Exercise description: Omit all images. Write out the rest of the material exactly.

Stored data
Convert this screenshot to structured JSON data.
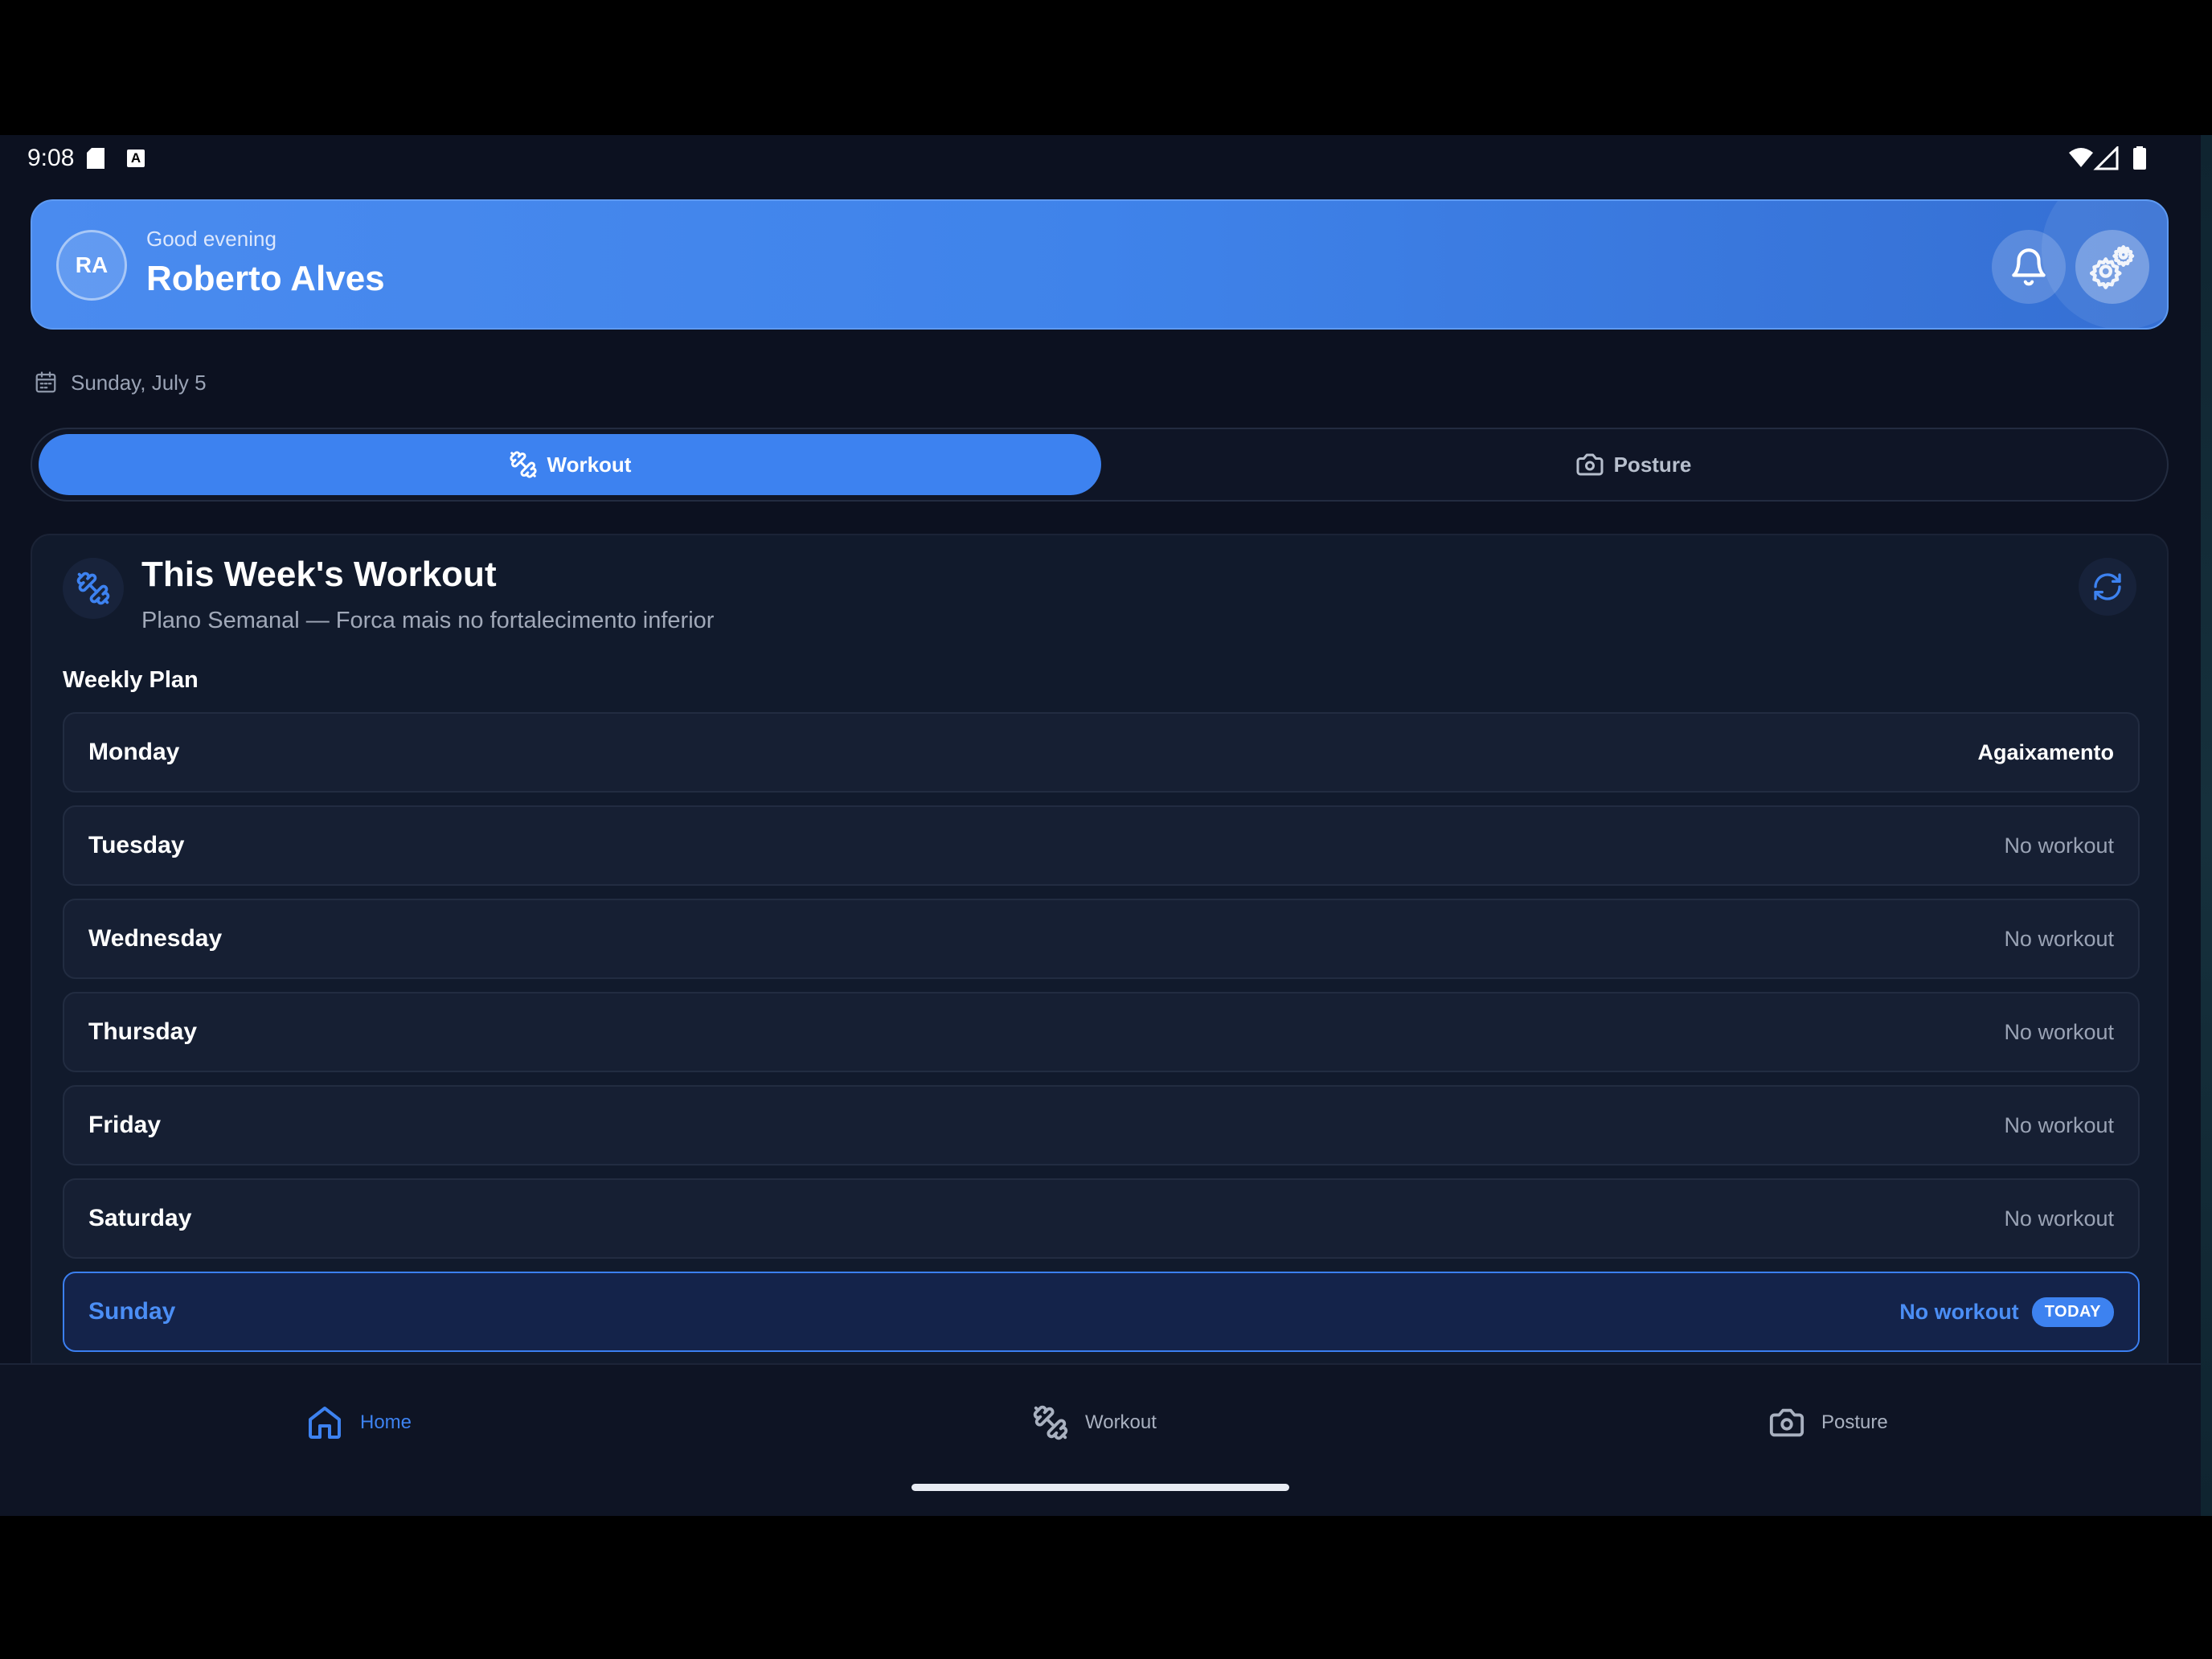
{
  "status_bar": {
    "time": "9:08",
    "icons": [
      "sd-card-icon",
      "a-badge-icon",
      "wifi-icon",
      "signal-icon",
      "battery-icon"
    ]
  },
  "header": {
    "avatar_initials": "RA",
    "greeting": "Good evening",
    "user_name": "Roberto Alves",
    "icons": [
      "bell-icon",
      "gear-icon"
    ]
  },
  "date_label": "Sunday, July 5",
  "segment_tabs": [
    {
      "label": "Workout",
      "icon": "dumbbell-icon",
      "selected": true
    },
    {
      "label": "Posture",
      "icon": "camera-icon",
      "selected": false
    }
  ],
  "workout_card": {
    "title": "This Week's Workout",
    "subtitle": "Plano Semanal — Forca mais no fortalecimento inferior",
    "section_label": "Weekly Plan",
    "days": [
      {
        "day": "Monday",
        "plan": "Agaixamento"
      },
      {
        "day": "Tuesday",
        "plan": "No workout"
      },
      {
        "day": "Wednesday",
        "plan": "No workout"
      },
      {
        "day": "Thursday",
        "plan": "No workout"
      },
      {
        "day": "Friday",
        "plan": "No workout"
      },
      {
        "day": "Saturday",
        "plan": "No workout"
      },
      {
        "day": "Sunday",
        "plan": "No workout",
        "badge": "TODAY"
      }
    ]
  },
  "bottom_nav": [
    {
      "label": "Home",
      "icon": "home-icon",
      "active": true
    },
    {
      "label": "Workout",
      "icon": "dumbbell-icon",
      "active": false
    },
    {
      "label": "Posture",
      "icon": "camera-icon",
      "active": false
    }
  ],
  "colors": {
    "accent": "#3d82f0",
    "background": "#0c1120",
    "card": "#111a2c"
  }
}
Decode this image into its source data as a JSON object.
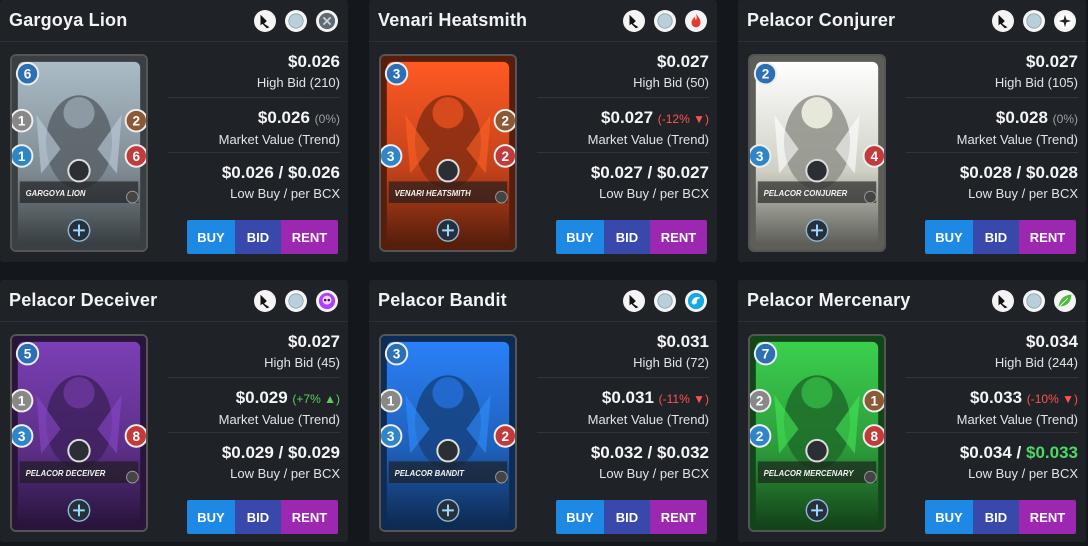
{
  "cards": [
    {
      "name": "Gargoya Lion",
      "icons": [
        "melee-icon",
        "neutral-icon",
        "no-ability-icon"
      ],
      "element_icon": "no-ability-icon",
      "theme": "#7f8b93",
      "mana": "6",
      "attack": "1",
      "speed": "1",
      "armor": "2",
      "health": "6",
      "art_name": "GARGOYA LION",
      "price": "$0.026",
      "high_bid": "High Bid (210)",
      "market_value": "$0.026",
      "trend": "(0%)",
      "trend_dir": "neutral",
      "market_label": "Market Value (Trend)",
      "low_buy": "$0.026",
      "per_bcx": "$0.026",
      "per_bcx_color": "normal",
      "low_label": "Low Buy / per BCX",
      "buy": "BUY",
      "bid": "BID",
      "rent": "RENT"
    },
    {
      "name": "Venari Heatsmith",
      "icons": [
        "melee-icon",
        "neutral-icon",
        "fire-icon"
      ],
      "theme": "#c1421a",
      "mana": "3",
      "attack": "",
      "speed": "3",
      "armor": "2",
      "health": "2",
      "art_name": "VENARI HEATSMITH",
      "price": "$0.027",
      "high_bid": "High Bid (50)",
      "market_value": "$0.027",
      "trend": "(-12%",
      "trend_dir": "down",
      "market_label": "Market Value (Trend)",
      "low_buy": "$0.027",
      "per_bcx": "$0.027",
      "per_bcx_color": "normal",
      "low_label": "Low Buy / per BCX",
      "buy": "BUY",
      "bid": "BID",
      "rent": "RENT"
    },
    {
      "name": "Pelacor Conjurer",
      "icons": [
        "melee-icon",
        "neutral-icon",
        "life-icon"
      ],
      "theme": "#cfd0c4",
      "mana": "2",
      "attack": "",
      "speed": "3",
      "armor": "",
      "health": "4",
      "art_name": "PELACOR CONJURER",
      "price": "$0.027",
      "high_bid": "High Bid (105)",
      "market_value": "$0.028",
      "trend": "(0%)",
      "trend_dir": "neutral",
      "market_label": "Market Value (Trend)",
      "low_buy": "$0.028",
      "per_bcx": "$0.028",
      "per_bcx_color": "normal",
      "low_label": "Low Buy / per BCX",
      "buy": "BUY",
      "bid": "BID",
      "rent": "RENT"
    },
    {
      "name": "Pelacor Deceiver",
      "icons": [
        "melee-icon",
        "neutral-icon",
        "death-icon"
      ],
      "theme": "#5b2f86",
      "mana": "5",
      "attack": "1",
      "speed": "3",
      "armor": "",
      "health": "8",
      "art_name": "PELACOR DECEIVER",
      "price": "$0.027",
      "high_bid": "High Bid (45)",
      "market_value": "$0.029",
      "trend": "(+7%",
      "trend_dir": "up",
      "market_label": "Market Value (Trend)",
      "low_buy": "$0.029",
      "per_bcx": "$0.029",
      "per_bcx_color": "normal",
      "low_label": "Low Buy / per BCX",
      "buy": "BUY",
      "bid": "BID",
      "rent": "RENT"
    },
    {
      "name": "Pelacor Bandit",
      "icons": [
        "melee-icon",
        "neutral-icon",
        "water-icon"
      ],
      "theme": "#1f5fb8",
      "mana": "3",
      "attack": "1",
      "speed": "3",
      "armor": "",
      "health": "2",
      "art_name": "PELACOR BANDIT",
      "price": "$0.031",
      "high_bid": "High Bid (72)",
      "market_value": "$0.031",
      "trend": "(-11%",
      "trend_dir": "down",
      "market_label": "Market Value (Trend)",
      "low_buy": "$0.032",
      "per_bcx": "$0.032",
      "per_bcx_color": "normal",
      "low_label": "Low Buy / per BCX",
      "buy": "BUY",
      "bid": "BID",
      "rent": "RENT"
    },
    {
      "name": "Pelacor Mercenary",
      "icons": [
        "melee-icon",
        "neutral-icon",
        "earth-icon"
      ],
      "theme": "#2c9a3a",
      "mana": "7",
      "attack": "2",
      "speed": "2",
      "armor": "1",
      "health": "8",
      "art_name": "PELACOR MERCENARY",
      "price": "$0.034",
      "high_bid": "High Bid (244)",
      "market_value": "$0.033",
      "trend": "(-10%",
      "trend_dir": "down",
      "market_label": "Market Value (Trend)",
      "low_buy": "$0.034",
      "per_bcx": "$0.033",
      "per_bcx_color": "green",
      "low_label": "Low Buy / per BCX",
      "buy": "BUY",
      "bid": "BID",
      "rent": "RENT"
    }
  ],
  "trend_close": ")",
  "slash": " / ",
  "colors": {
    "buy": "#1e88e5",
    "bid": "#3949ab",
    "rent": "#9c27b0",
    "trend_down": "#ff5252",
    "trend_up": "#5ccb5f",
    "price_green": "#4cd964"
  }
}
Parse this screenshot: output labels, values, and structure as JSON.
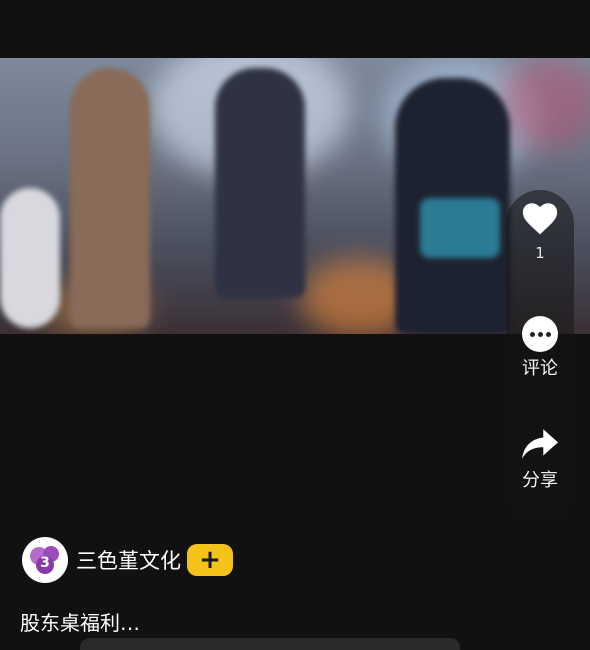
{
  "actions": {
    "like_count": "1",
    "comment_label": "评论",
    "share_label": "分享"
  },
  "author": {
    "name": "三色堇文化",
    "avatar_text": "3",
    "follow_label": "+"
  },
  "caption": "股东桌福利…",
  "colors": {
    "background": "#111111",
    "follow_button": "#f4c31a",
    "avatar_accent": "#8a3aa8"
  },
  "icons": {
    "like": "heart-icon",
    "comment": "comment-icon",
    "share": "share-icon",
    "follow": "plus-icon"
  }
}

Response:
Convert this screenshot to structured JSON data.
{
  "status_bar": {
    "time": "9:08",
    "icons": [
      "sd-card-icon",
      "a-badge-icon",
      "wifi-icon",
      "signal-icon",
      "battery-icon"
    ]
  },
  "header": {
    "avatar_initials": "RA",
    "greeting": "Good evening",
    "user_name": "Roberto Alves",
    "icons": [
      "bell-icon",
      "gear-icon"
    ]
  },
  "date_label": "Sunday, July 5",
  "segment_tabs": [
    {
      "label": "Workout",
      "icon": "dumbbell-icon",
      "selected": true
    },
    {
      "label": "Posture",
      "icon": "camera-icon",
      "selected": false
    }
  ],
  "workout_card": {
    "title": "This Week's Workout",
    "subtitle": "Plano Semanal — Forca mais no fortalecimento inferior",
    "section_label": "Weekly Plan",
    "days": [
      {
        "day": "Monday",
        "plan": "Agaixamento"
      },
      {
        "day": "Tuesday",
        "plan": "No workout"
      },
      {
        "day": "Wednesday",
        "plan": "No workout"
      },
      {
        "day": "Thursday",
        "plan": "No workout"
      },
      {
        "day": "Friday",
        "plan": "No workout"
      },
      {
        "day": "Saturday",
        "plan": "No workout"
      },
      {
        "day": "Sunday",
        "plan": "No workout",
        "badge": "TODAY"
      }
    ]
  },
  "bottom_nav": [
    {
      "label": "Home",
      "icon": "home-icon",
      "active": true
    },
    {
      "label": "Workout",
      "icon": "dumbbell-icon",
      "active": false
    },
    {
      "label": "Posture",
      "icon": "camera-icon",
      "active": false
    }
  ],
  "colors": {
    "accent": "#3d82f0",
    "background": "#0c1120",
    "card": "#111a2c"
  }
}
Decode this image into its source data as a JSON object.
{
  "cards": [
    {
      "name": "Gargoya Lion",
      "icons": [
        "melee-icon",
        "neutral-icon",
        "no-ability-icon"
      ],
      "element_icon": "no-ability-icon",
      "theme": "#7f8b93",
      "mana": "6",
      "attack": "1",
      "speed": "1",
      "armor": "2",
      "health": "6",
      "art_name": "GARGOYA LION",
      "price": "$0.026",
      "high_bid": "High Bid (210)",
      "market_value": "$0.026",
      "trend": "(0%)",
      "trend_dir": "neutral",
      "market_label": "Market Value (Trend)",
      "low_buy": "$0.026",
      "per_bcx": "$0.026",
      "per_bcx_color": "normal",
      "low_label": "Low Buy / per BCX",
      "buy": "BUY",
      "bid": "BID",
      "rent": "RENT"
    },
    {
      "name": "Venari Heatsmith",
      "icons": [
        "melee-icon",
        "neutral-icon",
        "fire-icon"
      ],
      "theme": "#c1421a",
      "mana": "3",
      "attack": "",
      "speed": "3",
      "armor": "2",
      "health": "2",
      "art_name": "VENARI HEATSMITH",
      "price": "$0.027",
      "high_bid": "High Bid (50)",
      "market_value": "$0.027",
      "trend": "(-12%",
      "trend_dir": "down",
      "market_label": "Market Value (Trend)",
      "low_buy": "$0.027",
      "per_bcx": "$0.027",
      "per_bcx_color": "normal",
      "low_label": "Low Buy / per BCX",
      "buy": "BUY",
      "bid": "BID",
      "rent": "RENT"
    },
    {
      "name": "Pelacor Conjurer",
      "icons": [
        "melee-icon",
        "neutral-icon",
        "life-icon"
      ],
      "theme": "#cfd0c4",
      "mana": "2",
      "attack": "",
      "speed": "3",
      "armor": "",
      "health": "4",
      "art_name": "PELACOR CONJURER",
      "price": "$0.027",
      "high_bid": "High Bid (105)",
      "market_value": "$0.028",
      "trend": "(0%)",
      "trend_dir": "neutral",
      "market_label": "Market Value (Trend)",
      "low_buy": "$0.028",
      "per_bcx": "$0.028",
      "per_bcx_color": "normal",
      "low_label": "Low Buy / per BCX",
      "buy": "BUY",
      "bid": "BID",
      "rent": "RENT"
    },
    {
      "name": "Pelacor Deceiver",
      "icons": [
        "melee-icon",
        "neutral-icon",
        "death-icon"
      ],
      "theme": "#5b2f86",
      "mana": "5",
      "attack": "1",
      "speed": "3",
      "armor": "",
      "health": "8",
      "art_name": "PELACOR DECEIVER",
      "price": "$0.027",
      "high_bid": "High Bid (45)",
      "market_value": "$0.029",
      "trend": "(+7%",
      "trend_dir": "up",
      "market_label": "Market Value (Trend)",
      "low_buy": "$0.029",
      "per_bcx": "$0.029",
      "per_bcx_color": "normal",
      "low_label": "Low Buy / per BCX",
      "buy": "BUY",
      "bid": "BID",
      "rent": "RENT"
    },
    {
      "name": "Pelacor Bandit",
      "icons": [
        "melee-icon",
        "neutral-icon",
        "water-icon"
      ],
      "theme": "#1f5fb8",
      "mana": "3",
      "attack": "1",
      "speed": "3",
      "armor": "",
      "health": "2",
      "art_name": "PELACOR BANDIT",
      "price": "$0.031",
      "high_bid": "High Bid (72)",
      "market_value": "$0.031",
      "trend": "(-11%",
      "trend_dir": "down",
      "market_label": "Market Value (Trend)",
      "low_buy": "$0.032",
      "per_bcx": "$0.032",
      "per_bcx_color": "normal",
      "low_label": "Low Buy / per BCX",
      "buy": "BUY",
      "bid": "BID",
      "rent": "RENT"
    },
    {
      "name": "Pelacor Mercenary",
      "icons": [
        "melee-icon",
        "neutral-icon",
        "earth-icon"
      ],
      "theme": "#2c9a3a",
      "mana": "7",
      "attack": "2",
      "speed": "2",
      "armor": "1",
      "health": "8",
      "art_name": "PELACOR MERCENARY",
      "price": "$0.034",
      "high_bid": "High Bid (244)",
      "market_value": "$0.033",
      "trend": "(-10%",
      "trend_dir": "down",
      "market_label": "Market Value (Trend)",
      "low_buy": "$0.034",
      "per_bcx": "$0.033",
      "per_bcx_color": "green",
      "low_label": "Low Buy / per BCX",
      "buy": "BUY",
      "bid": "BID",
      "rent": "RENT"
    }
  ],
  "trend_close": ")",
  "slash": " / ",
  "colors": {
    "buy": "#1e88e5",
    "bid": "#3949ab",
    "rent": "#9c27b0",
    "trend_down": "#ff5252",
    "trend_up": "#5ccb5f",
    "price_green": "#4cd964"
  }
}
Parse this screenshot: output labels, values, and structure as JSON.
{
  "actions": {
    "like_count": "1",
    "comment_label": "评论",
    "share_label": "分享"
  },
  "author": {
    "name": "三色堇文化",
    "avatar_text": "3",
    "follow_label": "+"
  },
  "caption": "股东桌福利…",
  "colors": {
    "background": "#111111",
    "follow_button": "#f4c31a",
    "avatar_accent": "#8a3aa8"
  },
  "icons": {
    "like": "heart-icon",
    "comment": "comment-icon",
    "share": "share-icon",
    "follow": "plus-icon"
  }
}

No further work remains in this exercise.